Work item »
Pull each line containing "properties" out of the data and copy it.

** Entries shown follows **

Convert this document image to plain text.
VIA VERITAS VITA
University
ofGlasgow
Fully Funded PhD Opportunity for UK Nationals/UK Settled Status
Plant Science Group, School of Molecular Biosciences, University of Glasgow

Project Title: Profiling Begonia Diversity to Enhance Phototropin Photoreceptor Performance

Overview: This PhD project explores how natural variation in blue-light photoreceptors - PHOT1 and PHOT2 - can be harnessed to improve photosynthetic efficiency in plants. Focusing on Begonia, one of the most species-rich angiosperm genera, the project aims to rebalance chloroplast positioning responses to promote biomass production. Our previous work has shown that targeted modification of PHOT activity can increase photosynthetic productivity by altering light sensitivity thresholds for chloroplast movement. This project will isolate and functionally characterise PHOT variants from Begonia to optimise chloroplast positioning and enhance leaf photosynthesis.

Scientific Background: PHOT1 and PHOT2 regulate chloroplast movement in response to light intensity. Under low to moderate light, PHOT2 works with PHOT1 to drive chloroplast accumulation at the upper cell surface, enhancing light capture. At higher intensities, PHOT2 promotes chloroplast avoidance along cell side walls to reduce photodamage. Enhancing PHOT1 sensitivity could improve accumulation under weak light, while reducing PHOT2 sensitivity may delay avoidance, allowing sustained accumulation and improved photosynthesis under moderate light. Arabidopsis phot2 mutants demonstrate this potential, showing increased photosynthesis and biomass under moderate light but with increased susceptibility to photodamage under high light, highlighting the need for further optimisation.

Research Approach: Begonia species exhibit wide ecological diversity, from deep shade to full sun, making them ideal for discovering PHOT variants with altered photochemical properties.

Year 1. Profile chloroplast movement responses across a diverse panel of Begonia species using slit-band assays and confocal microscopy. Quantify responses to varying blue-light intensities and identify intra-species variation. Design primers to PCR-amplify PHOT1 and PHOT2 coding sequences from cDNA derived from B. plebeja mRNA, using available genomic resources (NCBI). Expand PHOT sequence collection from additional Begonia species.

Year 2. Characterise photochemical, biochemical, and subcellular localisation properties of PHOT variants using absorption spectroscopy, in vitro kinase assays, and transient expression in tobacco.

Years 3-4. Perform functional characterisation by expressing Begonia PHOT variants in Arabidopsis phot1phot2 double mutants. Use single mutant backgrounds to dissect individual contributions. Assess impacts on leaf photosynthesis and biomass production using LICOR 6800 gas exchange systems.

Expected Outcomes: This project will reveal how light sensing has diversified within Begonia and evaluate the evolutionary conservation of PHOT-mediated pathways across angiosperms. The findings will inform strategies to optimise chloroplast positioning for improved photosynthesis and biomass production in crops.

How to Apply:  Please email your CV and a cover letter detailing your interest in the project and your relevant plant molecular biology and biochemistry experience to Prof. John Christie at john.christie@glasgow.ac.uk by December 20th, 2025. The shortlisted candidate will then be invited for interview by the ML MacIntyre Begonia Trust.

** End of Entries shown **

Exercise result »
Research Approach: Begonia species exhibit wide ecological diversity, from deep shade to full sun, making them ideal for discovering PHOT variants with altered photochemical properties.
Year 2. Characterise photochemical, biochemical, and subcellular localisation properties of PHOT variants using absorption spectroscopy, in vitro kinase assays, and transient expression in tobacco.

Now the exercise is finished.